> **THE PROBLEM**: Rewrite the lines of the listing below as a Markdown table with the columns "Row" and "Line." Start with the first line of the listing and go on through the line containing "calendar-day-cell: 7 Sunrise: 5:25". Omit blank lines.

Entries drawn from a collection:
=-=-=

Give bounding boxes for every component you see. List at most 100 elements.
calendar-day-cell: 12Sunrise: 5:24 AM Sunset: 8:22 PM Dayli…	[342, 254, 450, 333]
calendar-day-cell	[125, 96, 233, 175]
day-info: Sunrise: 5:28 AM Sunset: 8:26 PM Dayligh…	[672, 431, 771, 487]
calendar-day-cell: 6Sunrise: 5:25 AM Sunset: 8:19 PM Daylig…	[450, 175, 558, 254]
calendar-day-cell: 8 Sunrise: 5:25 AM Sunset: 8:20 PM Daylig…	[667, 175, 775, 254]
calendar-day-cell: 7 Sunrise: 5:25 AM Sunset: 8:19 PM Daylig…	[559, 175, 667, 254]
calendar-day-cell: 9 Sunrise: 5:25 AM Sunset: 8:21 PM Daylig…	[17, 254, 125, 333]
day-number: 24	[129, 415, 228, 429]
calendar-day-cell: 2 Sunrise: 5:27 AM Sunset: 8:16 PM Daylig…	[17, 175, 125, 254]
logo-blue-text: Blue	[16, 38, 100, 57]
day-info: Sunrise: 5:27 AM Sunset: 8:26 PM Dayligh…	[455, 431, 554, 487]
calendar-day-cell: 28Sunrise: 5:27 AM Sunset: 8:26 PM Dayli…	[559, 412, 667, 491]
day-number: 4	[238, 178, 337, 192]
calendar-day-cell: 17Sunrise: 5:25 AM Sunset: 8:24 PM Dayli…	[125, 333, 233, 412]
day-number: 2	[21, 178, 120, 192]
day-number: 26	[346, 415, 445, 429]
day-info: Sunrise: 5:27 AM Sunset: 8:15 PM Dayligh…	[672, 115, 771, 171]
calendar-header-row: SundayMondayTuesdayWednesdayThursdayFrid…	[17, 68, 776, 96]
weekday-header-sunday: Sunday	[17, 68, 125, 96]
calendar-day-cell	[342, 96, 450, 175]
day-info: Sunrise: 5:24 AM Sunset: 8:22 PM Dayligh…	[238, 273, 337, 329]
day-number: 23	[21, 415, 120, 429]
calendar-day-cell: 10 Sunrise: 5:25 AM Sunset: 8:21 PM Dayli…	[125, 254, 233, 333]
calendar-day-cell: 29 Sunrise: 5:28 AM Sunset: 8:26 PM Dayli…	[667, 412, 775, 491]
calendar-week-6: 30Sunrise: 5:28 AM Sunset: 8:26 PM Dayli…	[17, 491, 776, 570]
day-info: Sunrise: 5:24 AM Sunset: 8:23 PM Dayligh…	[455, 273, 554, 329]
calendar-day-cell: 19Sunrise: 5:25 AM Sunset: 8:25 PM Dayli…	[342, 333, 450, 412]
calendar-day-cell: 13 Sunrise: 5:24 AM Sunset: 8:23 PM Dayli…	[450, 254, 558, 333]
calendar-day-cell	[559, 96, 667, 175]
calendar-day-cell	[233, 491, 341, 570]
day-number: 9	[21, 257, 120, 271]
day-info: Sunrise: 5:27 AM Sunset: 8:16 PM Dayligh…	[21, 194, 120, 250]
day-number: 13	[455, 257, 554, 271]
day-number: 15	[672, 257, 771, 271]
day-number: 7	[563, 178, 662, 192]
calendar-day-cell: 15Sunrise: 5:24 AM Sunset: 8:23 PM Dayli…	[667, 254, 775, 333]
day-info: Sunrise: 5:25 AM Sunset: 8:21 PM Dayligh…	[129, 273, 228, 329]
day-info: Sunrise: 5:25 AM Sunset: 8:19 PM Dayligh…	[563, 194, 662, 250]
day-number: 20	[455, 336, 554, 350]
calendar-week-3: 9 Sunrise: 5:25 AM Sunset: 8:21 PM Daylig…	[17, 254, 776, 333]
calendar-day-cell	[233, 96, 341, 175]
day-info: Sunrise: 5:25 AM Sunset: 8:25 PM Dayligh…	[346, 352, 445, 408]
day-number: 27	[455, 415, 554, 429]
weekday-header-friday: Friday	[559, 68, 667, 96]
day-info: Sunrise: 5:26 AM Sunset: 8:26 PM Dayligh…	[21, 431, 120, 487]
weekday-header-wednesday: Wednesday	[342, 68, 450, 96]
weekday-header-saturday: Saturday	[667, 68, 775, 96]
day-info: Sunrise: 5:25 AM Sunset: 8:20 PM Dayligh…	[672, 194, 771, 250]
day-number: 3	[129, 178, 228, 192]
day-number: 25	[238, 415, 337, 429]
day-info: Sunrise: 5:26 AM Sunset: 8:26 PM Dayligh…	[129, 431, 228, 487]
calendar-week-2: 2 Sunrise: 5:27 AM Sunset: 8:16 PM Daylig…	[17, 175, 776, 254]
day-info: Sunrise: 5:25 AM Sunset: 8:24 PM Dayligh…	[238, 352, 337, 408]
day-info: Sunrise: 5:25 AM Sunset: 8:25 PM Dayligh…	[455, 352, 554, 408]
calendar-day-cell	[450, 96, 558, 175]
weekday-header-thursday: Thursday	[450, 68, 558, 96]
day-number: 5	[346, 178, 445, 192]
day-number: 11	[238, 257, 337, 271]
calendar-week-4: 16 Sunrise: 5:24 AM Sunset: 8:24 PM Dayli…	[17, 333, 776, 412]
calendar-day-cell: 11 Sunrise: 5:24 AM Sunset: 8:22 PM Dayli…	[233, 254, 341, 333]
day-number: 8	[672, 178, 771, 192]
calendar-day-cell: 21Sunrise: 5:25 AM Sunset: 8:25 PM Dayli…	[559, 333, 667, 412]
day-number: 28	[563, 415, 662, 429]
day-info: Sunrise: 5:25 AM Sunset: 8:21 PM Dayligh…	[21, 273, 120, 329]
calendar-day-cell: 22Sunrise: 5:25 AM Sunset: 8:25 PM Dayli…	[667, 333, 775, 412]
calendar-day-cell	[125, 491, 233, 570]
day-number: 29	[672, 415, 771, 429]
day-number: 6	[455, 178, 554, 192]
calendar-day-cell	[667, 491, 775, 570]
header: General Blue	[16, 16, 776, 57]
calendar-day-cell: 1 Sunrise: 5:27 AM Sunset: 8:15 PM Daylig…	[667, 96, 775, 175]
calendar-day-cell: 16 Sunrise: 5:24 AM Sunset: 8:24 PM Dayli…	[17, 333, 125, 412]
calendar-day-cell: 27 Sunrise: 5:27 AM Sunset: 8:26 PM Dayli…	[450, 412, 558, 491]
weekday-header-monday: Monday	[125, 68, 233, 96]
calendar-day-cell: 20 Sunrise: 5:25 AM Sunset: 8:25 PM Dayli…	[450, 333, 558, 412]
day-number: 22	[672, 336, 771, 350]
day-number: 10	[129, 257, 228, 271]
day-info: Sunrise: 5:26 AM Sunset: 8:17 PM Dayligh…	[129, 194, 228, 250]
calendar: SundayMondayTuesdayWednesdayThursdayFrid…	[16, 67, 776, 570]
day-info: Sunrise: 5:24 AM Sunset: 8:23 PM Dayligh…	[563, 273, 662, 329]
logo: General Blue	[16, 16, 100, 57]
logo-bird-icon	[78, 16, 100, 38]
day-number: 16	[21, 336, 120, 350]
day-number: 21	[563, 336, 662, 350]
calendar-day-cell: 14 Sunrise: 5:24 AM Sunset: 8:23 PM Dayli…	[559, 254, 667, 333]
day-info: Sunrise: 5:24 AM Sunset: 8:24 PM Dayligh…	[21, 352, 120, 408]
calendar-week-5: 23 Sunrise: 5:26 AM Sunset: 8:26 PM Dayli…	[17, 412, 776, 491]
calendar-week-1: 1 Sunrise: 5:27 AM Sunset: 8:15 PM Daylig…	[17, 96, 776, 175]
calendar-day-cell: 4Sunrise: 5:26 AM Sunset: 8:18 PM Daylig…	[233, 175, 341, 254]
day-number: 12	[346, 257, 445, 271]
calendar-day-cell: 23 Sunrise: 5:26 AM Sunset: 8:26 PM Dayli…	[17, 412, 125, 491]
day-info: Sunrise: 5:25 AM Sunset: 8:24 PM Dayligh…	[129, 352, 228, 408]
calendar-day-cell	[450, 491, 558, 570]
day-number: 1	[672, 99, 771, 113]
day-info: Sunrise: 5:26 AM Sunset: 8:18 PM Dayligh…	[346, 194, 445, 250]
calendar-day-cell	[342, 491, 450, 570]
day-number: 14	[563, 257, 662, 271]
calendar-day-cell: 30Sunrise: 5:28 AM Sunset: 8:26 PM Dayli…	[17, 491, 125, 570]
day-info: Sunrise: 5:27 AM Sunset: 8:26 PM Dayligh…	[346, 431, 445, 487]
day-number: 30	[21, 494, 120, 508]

=-=-=

> **WRITTEN RESPONSE**:
| Row | Line |
|---|---|
| 1 | Give bounding boxes for every component you see. List at most 100 elements. |
| 2 | calendar-day-cell: 12Sunrise: 5:24 AM Sunset: 8:22 PM Dayli…	[342, 254, 450, 333] |
| 3 | calendar-day-cell	[125, 96, 233, 175] |
| 4 | day-info: Sunrise: 5:28 AM Sunset: 8:26 PM Dayligh…	[672, 431, 771, 487] |
| 5 | calendar-day-cell: 6Sunrise: 5:25 AM Sunset: 8:19 PM Daylig…	[450, 175, 558, 254] |
| 6 | calendar-day-cell: 8 Sunrise: 5:25 AM Sunset: 8:20 PM Daylig…	[667, 175, 775, 254] |
| 7 | calendar-day-cell: 7 Sunrise: 5:25 AM Sunset: 8:19 PM Daylig…	[559, 175, 667, 254] |